---------- Input rows ----------

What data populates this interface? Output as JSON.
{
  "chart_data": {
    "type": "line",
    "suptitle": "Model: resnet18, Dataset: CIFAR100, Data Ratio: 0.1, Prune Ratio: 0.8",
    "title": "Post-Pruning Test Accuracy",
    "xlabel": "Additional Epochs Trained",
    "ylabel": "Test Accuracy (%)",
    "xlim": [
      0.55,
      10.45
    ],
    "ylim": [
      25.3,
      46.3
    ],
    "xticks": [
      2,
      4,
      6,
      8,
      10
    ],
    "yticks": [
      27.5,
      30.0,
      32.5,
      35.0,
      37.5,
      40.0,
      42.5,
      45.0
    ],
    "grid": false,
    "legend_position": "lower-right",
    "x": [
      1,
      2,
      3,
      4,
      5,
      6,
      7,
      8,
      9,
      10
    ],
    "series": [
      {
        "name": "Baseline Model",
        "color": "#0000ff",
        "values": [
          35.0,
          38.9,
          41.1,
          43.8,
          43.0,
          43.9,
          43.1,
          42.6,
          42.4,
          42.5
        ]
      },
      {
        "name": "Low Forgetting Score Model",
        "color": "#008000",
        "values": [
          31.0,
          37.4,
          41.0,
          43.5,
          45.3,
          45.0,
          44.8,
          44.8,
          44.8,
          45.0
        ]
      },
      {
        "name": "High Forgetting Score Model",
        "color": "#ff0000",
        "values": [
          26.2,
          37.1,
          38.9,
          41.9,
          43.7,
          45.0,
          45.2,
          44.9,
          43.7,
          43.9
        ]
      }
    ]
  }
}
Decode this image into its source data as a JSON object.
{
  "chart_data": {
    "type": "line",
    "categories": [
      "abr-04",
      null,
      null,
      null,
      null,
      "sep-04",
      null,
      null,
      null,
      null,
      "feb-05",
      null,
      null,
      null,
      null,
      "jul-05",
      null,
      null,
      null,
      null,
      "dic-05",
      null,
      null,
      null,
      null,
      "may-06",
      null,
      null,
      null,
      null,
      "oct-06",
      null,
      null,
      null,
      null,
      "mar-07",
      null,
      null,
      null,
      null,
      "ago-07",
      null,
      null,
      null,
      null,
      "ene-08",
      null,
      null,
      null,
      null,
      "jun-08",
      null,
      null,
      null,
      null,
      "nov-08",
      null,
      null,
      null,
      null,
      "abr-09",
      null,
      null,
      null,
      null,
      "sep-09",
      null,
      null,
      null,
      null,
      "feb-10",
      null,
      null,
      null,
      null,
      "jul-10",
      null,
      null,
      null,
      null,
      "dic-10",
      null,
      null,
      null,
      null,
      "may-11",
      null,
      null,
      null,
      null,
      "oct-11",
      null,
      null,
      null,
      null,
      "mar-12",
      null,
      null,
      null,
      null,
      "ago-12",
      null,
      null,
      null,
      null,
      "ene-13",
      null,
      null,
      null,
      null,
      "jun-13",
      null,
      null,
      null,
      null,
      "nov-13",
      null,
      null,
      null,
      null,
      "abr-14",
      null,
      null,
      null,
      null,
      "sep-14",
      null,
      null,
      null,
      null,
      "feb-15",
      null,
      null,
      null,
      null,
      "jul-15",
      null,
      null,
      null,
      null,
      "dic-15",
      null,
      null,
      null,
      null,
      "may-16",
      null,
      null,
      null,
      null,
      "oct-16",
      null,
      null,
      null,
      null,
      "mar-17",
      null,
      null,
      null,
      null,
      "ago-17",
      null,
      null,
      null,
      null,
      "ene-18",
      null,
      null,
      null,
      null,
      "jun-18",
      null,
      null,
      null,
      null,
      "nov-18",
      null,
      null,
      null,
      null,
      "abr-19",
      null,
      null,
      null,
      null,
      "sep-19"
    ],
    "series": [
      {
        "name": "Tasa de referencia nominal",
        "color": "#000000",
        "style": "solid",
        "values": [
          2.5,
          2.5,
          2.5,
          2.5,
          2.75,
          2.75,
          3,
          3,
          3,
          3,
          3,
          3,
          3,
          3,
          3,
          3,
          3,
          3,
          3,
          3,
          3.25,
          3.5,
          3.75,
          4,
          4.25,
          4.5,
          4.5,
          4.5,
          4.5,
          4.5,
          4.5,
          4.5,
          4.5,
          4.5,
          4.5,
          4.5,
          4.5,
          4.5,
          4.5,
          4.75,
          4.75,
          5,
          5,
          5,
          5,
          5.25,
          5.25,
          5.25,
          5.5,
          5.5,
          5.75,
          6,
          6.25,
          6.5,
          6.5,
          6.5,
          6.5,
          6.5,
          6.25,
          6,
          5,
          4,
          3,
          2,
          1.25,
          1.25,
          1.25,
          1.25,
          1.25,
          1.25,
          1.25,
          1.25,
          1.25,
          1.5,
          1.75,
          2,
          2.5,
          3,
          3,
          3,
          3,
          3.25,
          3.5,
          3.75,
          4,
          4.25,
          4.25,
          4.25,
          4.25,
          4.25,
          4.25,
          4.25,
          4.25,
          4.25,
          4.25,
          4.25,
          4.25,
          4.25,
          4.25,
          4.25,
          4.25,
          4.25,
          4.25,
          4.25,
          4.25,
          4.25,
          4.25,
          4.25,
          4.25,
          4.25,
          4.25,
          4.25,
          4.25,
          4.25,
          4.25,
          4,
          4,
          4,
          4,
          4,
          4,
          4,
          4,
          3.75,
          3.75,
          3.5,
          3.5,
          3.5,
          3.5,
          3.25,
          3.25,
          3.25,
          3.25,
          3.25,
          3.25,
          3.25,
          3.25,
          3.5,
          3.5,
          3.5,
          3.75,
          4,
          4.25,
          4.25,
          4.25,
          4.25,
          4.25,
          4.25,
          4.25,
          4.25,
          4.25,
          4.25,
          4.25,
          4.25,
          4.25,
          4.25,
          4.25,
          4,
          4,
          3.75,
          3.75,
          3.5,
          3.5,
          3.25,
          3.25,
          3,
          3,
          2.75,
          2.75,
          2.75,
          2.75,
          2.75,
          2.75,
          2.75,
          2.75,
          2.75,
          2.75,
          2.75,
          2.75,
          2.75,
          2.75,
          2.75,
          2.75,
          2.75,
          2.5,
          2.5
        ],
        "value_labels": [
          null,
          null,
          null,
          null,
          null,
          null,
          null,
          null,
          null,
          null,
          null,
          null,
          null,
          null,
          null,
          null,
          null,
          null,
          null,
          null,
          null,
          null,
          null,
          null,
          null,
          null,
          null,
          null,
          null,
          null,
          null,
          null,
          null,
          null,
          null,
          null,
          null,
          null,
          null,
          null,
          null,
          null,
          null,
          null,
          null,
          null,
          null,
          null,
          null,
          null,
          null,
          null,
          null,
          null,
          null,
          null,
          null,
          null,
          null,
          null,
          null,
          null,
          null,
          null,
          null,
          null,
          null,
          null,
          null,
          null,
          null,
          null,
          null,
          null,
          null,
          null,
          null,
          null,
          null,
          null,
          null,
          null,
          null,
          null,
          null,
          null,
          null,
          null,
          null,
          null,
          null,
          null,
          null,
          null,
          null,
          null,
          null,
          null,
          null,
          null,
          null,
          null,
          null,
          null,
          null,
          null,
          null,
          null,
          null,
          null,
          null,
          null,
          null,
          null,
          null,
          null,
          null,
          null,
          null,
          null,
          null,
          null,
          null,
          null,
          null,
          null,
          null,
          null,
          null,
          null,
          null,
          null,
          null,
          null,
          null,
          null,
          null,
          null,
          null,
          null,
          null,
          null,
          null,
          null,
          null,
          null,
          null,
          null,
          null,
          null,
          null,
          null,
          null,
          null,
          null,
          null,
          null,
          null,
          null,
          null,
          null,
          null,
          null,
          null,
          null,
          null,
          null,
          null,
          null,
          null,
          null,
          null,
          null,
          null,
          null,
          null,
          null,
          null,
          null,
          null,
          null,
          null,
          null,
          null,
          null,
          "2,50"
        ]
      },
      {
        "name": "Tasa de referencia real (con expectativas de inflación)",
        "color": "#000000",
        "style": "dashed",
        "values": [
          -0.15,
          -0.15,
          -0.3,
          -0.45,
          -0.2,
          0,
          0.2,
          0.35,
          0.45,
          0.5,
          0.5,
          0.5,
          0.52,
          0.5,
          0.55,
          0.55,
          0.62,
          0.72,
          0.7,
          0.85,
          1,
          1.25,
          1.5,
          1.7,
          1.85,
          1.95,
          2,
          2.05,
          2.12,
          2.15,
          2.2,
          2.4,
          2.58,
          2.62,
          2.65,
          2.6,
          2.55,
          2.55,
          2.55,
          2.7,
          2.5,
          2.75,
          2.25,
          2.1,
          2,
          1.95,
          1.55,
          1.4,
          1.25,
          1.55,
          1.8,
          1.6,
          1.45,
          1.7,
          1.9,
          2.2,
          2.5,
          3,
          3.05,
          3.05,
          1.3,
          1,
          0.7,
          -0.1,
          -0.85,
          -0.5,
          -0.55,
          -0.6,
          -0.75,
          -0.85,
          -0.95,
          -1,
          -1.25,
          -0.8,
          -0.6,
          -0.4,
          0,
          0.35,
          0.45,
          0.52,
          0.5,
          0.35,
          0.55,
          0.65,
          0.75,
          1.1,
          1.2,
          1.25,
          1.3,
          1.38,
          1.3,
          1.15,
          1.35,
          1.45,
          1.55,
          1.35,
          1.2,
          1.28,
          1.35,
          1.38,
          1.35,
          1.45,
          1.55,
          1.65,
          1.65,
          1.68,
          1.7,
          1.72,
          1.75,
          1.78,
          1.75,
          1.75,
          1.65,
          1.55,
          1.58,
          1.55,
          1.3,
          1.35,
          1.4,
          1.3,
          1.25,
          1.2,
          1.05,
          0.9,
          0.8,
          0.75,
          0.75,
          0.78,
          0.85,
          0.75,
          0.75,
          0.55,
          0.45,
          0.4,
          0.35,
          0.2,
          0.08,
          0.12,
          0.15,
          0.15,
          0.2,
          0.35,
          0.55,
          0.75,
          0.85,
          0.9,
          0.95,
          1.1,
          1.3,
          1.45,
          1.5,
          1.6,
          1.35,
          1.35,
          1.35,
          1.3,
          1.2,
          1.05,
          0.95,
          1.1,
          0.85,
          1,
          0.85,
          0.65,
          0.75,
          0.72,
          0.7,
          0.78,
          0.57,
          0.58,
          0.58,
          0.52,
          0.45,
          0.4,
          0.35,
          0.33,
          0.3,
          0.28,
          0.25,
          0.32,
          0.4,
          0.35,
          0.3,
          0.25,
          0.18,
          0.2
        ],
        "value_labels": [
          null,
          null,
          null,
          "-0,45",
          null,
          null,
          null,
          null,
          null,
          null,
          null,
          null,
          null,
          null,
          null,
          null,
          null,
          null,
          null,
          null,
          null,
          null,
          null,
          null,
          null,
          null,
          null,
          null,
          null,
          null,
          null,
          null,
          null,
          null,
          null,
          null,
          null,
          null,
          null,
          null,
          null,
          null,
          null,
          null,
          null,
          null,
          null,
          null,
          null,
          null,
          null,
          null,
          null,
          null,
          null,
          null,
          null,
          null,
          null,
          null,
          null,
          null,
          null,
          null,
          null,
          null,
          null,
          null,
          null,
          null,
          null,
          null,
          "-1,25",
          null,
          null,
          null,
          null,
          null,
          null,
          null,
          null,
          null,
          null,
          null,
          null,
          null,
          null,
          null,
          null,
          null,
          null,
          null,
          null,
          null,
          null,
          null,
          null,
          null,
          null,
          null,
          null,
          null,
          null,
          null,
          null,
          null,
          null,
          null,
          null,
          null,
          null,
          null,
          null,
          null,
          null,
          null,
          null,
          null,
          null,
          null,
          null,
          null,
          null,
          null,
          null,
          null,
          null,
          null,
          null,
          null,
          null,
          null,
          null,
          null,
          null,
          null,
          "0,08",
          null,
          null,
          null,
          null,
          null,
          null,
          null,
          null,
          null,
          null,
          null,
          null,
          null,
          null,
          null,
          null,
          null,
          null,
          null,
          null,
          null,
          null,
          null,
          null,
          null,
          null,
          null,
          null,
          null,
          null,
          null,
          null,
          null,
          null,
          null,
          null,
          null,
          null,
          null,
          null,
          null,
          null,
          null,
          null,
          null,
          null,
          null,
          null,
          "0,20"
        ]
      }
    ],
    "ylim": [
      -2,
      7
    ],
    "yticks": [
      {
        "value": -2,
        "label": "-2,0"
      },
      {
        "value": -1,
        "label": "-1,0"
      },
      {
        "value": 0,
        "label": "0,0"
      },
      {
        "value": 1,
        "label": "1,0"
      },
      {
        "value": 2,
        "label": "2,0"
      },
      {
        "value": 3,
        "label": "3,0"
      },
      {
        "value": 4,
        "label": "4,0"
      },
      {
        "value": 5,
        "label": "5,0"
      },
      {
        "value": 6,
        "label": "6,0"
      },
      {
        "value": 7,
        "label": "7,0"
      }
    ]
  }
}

----------

**Description of the task:**
Using the listing, collect all lines in which the string "color" is found.

**Finished exercise:**
        "color": "#0000ff",
        "color": "#008000",
        "color": "#ff0000",
        "color": "#000000",
        "color": "#000000",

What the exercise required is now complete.